_Short task_: From the entries below, copy every line where the string "screenshot" appears.
┄┄┄┄┄┄┄┄┄┄
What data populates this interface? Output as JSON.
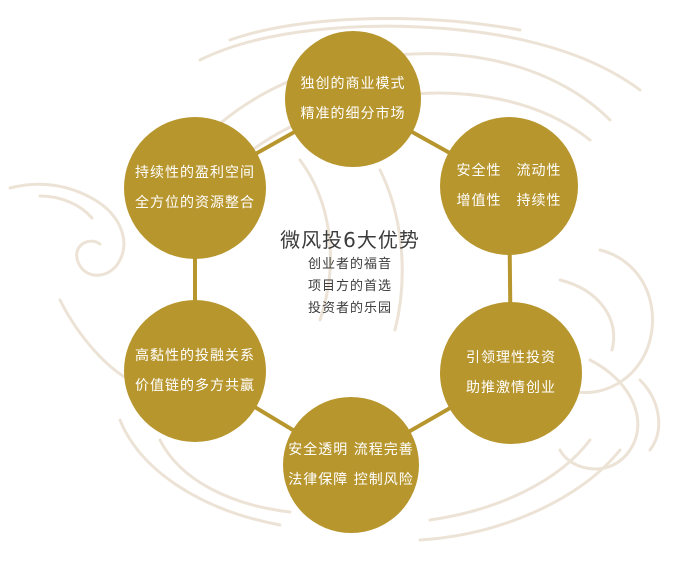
{
  "center": {
    "title": "微风投6大优势",
    "lines": [
      "创业者的福音",
      "项目方的首选",
      "投资者的乐园"
    ]
  },
  "nodes": [
    {
      "id": "top",
      "lines": [
        "独创的商业模式",
        "精准的细分市场"
      ]
    },
    {
      "id": "ur",
      "lines": [
        "安全性　流动性",
        "增值性　持续性"
      ]
    },
    {
      "id": "lr",
      "lines": [
        "引领理性投资",
        "助推激情创业"
      ]
    },
    {
      "id": "bottom",
      "lines": [
        "安全透明 流程完善",
        "法律保障 控制风险"
      ]
    },
    {
      "id": "ll",
      "lines": [
        "高黏性的投融关系",
        "价值链的多方共赢"
      ]
    },
    {
      "id": "ul",
      "lines": [
        "持续性的盈利空间",
        "全方位的资源整合"
      ]
    }
  ],
  "colors": {
    "node_fill": "#b8962e",
    "connector": "#b8962e",
    "node_text": "#ffffff",
    "center_text": "#3b3b3b",
    "background_ornament": "#ece3d6"
  }
}
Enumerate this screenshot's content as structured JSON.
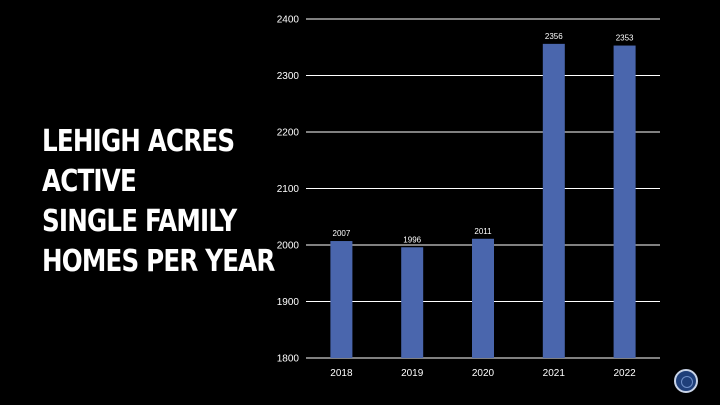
{
  "title": {
    "lines": [
      "LEHIGH ACRES",
      "ACTIVE",
      "SINGLE FAMILY",
      "HOMES PER YEAR"
    ]
  },
  "logo_icon": "globe-icon",
  "colors": {
    "background": "#000000",
    "bar": "#4a66ad",
    "text": "#ffffff",
    "grid": "#ffffff"
  },
  "chart_data": {
    "type": "bar",
    "categories": [
      "2018",
      "2019",
      "2020",
      "2021",
      "2022"
    ],
    "values": [
      2007,
      1996,
      2011,
      2356,
      2353
    ],
    "data_labels": [
      "2007",
      "1996",
      "2011",
      "2356",
      "2353"
    ],
    "ylim": [
      1800,
      2400
    ],
    "yticks": [
      1800,
      1900,
      2000,
      2100,
      2200,
      2300,
      2400
    ],
    "ytick_labels": [
      "1800",
      "1900",
      "2000",
      "2100",
      "2200",
      "2300",
      "2400"
    ],
    "grid": true,
    "legend": "none"
  }
}
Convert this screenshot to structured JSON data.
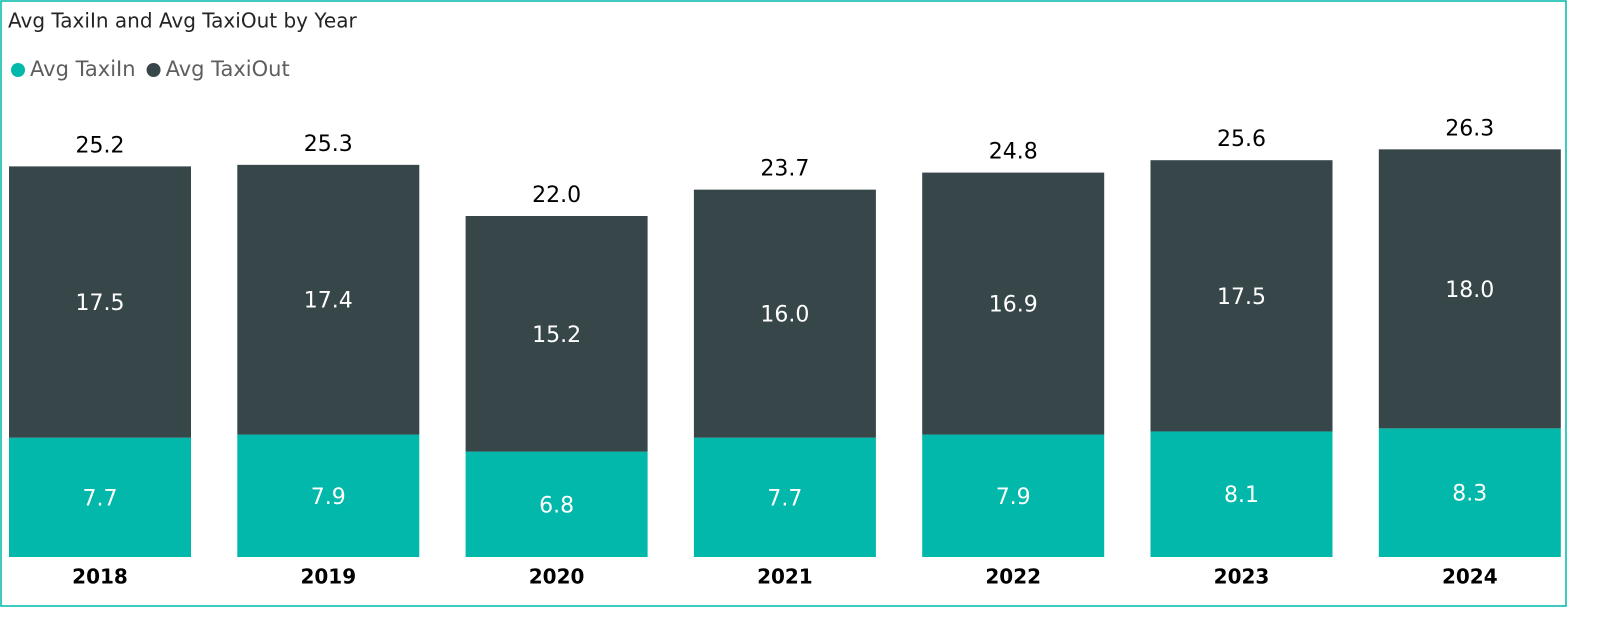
{
  "chart_data": {
    "type": "stacked-bar",
    "title": "Avg TaxiIn and Avg TaxiOut by Year",
    "categories": [
      "2018",
      "2019",
      "2020",
      "2021",
      "2022",
      "2023",
      "2024"
    ],
    "series": [
      {
        "name": "Avg TaxiIn",
        "color": "#01b8aa",
        "values": [
          7.7,
          7.9,
          6.8,
          7.7,
          7.9,
          8.1,
          8.3
        ]
      },
      {
        "name": "Avg TaxiOut",
        "color": "#374649",
        "values": [
          17.5,
          17.4,
          15.2,
          16,
          16.9,
          17.5,
          18
        ],
        "value_labels": [
          "17.5",
          "17.4",
          "15.2",
          "16.0",
          "16.9",
          "17.5",
          "18.0"
        ]
      }
    ],
    "totals": {
      "values": [
        25.2,
        25.3,
        22,
        23.7,
        24.8,
        25.6,
        26.3
      ],
      "value_labels": [
        "25.2",
        "25.3",
        "22.0",
        "23.7",
        "24.8",
        "25.6",
        "26.3"
      ]
    },
    "ylim": [
      0,
      28
    ],
    "legend": "top-left"
  }
}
┄┄┄┄┄┄┄┄┄┄
_Correct response_:
Enumerate this screenshot's content as structured JSON.
Convert this screenshot to structured JSON data.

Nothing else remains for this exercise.